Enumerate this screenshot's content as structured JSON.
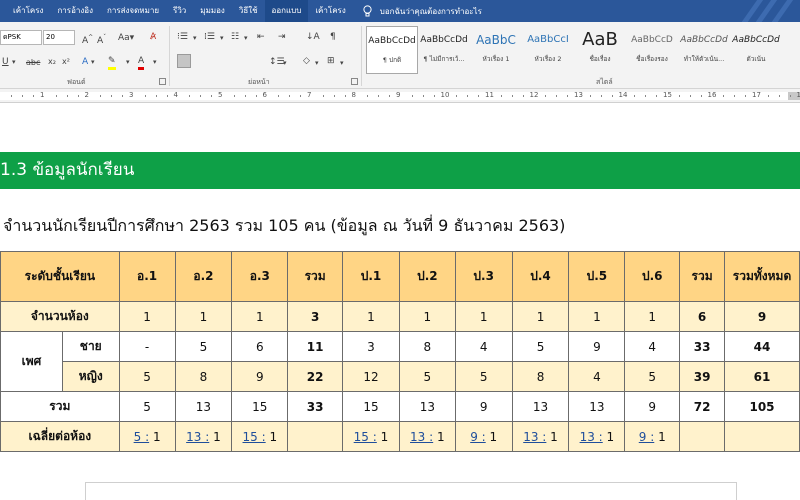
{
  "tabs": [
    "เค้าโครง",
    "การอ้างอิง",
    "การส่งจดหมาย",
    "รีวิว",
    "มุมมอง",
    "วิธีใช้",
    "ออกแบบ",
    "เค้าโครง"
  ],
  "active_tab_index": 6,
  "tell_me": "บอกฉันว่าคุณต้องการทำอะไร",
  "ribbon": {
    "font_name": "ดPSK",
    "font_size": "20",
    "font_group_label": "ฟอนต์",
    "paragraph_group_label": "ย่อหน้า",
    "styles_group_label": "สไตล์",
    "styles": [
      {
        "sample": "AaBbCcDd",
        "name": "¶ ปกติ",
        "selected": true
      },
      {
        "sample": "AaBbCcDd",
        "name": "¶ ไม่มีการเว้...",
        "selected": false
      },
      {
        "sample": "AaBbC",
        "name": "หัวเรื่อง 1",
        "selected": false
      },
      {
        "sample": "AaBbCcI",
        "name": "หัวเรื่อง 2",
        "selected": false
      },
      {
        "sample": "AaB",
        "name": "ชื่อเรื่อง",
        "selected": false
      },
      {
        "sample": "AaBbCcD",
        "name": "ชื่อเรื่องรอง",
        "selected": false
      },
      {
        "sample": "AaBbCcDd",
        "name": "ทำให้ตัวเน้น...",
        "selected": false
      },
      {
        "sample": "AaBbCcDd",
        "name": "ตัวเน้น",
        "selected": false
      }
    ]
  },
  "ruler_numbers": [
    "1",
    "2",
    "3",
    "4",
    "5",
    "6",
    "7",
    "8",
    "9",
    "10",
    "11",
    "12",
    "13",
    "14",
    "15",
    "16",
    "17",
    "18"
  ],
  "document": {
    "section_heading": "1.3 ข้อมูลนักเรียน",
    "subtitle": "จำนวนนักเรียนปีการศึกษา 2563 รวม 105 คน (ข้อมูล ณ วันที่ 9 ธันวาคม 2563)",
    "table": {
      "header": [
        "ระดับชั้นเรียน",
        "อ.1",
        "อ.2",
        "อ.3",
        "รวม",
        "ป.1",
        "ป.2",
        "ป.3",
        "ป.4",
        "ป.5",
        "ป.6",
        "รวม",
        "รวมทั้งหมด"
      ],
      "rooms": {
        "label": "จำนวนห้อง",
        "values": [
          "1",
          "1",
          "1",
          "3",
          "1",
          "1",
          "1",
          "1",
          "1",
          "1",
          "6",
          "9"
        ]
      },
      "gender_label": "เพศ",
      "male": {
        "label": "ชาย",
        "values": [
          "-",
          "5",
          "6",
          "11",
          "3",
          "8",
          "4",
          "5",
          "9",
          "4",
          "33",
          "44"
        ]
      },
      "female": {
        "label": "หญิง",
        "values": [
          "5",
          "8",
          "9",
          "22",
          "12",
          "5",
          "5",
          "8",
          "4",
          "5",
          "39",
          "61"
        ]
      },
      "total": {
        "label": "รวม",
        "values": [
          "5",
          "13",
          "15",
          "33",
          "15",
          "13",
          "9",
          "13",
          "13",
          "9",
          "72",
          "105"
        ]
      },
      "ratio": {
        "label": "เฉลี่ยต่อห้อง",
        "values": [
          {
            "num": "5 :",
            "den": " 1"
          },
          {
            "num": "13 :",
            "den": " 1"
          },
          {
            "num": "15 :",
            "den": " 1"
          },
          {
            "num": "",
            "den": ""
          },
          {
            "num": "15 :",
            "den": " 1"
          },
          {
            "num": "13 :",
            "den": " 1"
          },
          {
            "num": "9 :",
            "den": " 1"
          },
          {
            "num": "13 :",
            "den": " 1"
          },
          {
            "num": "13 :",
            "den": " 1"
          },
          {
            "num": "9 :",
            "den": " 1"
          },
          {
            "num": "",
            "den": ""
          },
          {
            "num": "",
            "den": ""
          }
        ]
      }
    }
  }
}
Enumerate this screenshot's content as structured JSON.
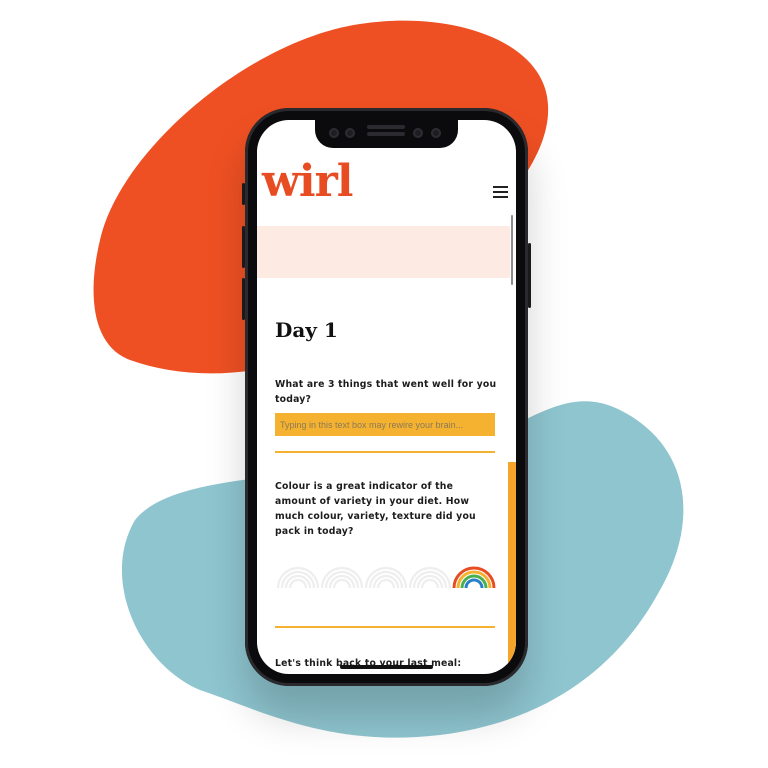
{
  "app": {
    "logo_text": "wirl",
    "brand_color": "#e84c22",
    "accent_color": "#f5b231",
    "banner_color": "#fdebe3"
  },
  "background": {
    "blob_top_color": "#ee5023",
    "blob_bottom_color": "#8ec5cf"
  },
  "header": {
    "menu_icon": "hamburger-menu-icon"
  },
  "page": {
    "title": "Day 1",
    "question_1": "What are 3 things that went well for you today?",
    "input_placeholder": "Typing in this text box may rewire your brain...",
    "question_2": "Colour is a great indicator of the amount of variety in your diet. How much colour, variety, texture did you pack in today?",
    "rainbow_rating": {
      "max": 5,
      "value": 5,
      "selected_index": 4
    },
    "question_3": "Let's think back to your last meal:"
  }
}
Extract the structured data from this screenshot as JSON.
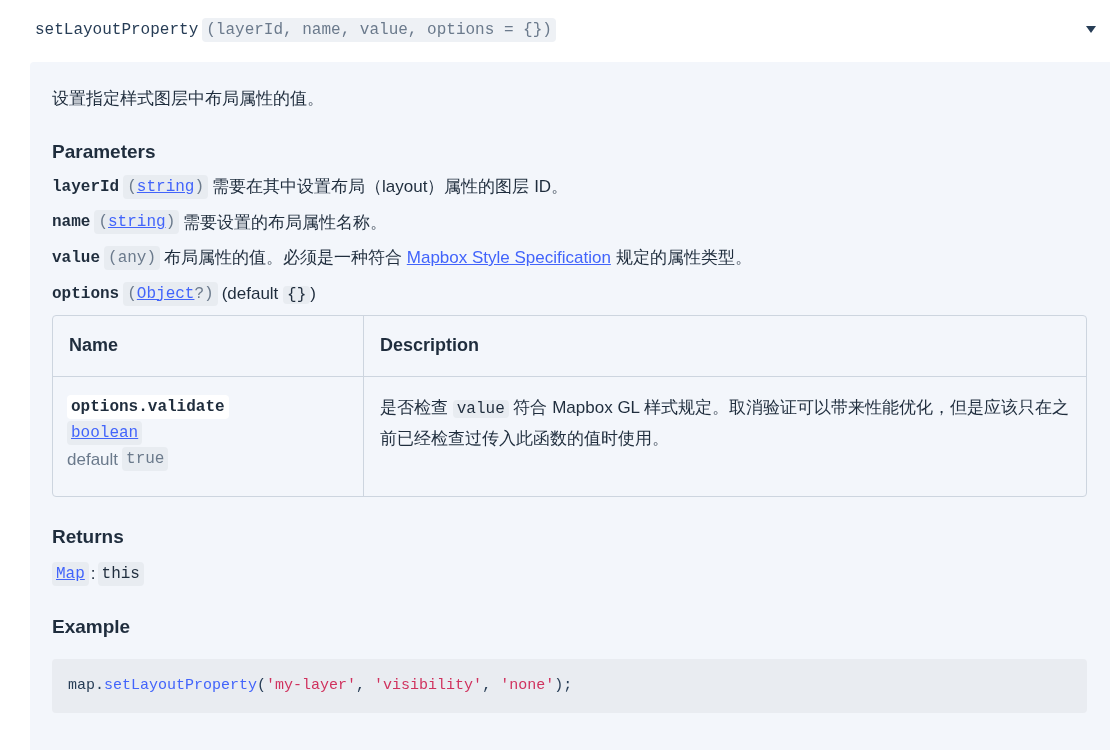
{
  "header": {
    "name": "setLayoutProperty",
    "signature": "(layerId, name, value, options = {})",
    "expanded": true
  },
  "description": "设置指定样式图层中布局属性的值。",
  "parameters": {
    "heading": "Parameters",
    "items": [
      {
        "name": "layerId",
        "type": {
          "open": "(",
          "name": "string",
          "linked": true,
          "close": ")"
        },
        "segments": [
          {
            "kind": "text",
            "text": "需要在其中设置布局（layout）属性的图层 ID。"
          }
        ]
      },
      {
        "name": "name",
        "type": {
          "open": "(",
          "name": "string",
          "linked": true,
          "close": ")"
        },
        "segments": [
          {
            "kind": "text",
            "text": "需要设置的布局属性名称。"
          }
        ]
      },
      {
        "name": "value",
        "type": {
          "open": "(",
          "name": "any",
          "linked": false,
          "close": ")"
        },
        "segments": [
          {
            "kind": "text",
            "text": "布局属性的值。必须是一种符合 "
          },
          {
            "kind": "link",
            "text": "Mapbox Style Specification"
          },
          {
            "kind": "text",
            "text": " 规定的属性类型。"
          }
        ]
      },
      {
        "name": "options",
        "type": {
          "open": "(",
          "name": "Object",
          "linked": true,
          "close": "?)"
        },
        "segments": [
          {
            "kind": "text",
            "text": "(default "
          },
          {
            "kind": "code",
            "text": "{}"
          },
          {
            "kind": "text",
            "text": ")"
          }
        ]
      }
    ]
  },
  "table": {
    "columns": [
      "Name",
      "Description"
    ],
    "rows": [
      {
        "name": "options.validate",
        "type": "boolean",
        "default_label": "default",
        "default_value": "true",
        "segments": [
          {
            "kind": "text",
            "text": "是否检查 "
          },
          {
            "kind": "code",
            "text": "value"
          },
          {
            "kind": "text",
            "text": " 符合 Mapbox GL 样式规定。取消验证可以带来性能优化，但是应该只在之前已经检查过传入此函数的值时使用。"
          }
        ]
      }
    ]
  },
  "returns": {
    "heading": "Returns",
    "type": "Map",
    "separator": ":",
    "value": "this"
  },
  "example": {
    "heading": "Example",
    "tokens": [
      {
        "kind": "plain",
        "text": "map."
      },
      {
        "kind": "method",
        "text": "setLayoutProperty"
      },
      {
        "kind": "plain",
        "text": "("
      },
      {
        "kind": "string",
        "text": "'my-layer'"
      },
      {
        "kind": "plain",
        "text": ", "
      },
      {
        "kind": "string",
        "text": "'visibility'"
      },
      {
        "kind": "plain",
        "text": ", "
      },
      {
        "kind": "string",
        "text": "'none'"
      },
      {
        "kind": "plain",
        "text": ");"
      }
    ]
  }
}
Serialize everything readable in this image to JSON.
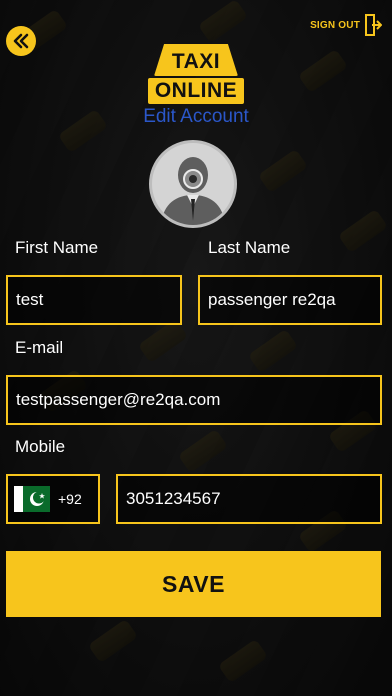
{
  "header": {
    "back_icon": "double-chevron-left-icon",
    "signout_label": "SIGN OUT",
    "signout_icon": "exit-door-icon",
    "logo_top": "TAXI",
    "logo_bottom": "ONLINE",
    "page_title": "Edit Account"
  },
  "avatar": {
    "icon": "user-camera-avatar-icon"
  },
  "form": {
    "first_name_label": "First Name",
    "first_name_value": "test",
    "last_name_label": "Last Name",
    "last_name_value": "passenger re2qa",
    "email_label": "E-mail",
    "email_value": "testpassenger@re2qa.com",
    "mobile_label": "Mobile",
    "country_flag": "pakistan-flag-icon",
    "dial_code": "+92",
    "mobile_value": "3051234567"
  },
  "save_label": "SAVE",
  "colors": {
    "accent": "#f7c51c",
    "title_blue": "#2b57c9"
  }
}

━━━

**What is required:**
Filter the listing above for the string "today" and copy every matching line.

**Task result:**
    "question_1": "What are 3 things that went well for you today?",
    "question_2": "Colour is a great indicator of the amount of variety in your diet. How much colour, variety, texture did you pack in today?",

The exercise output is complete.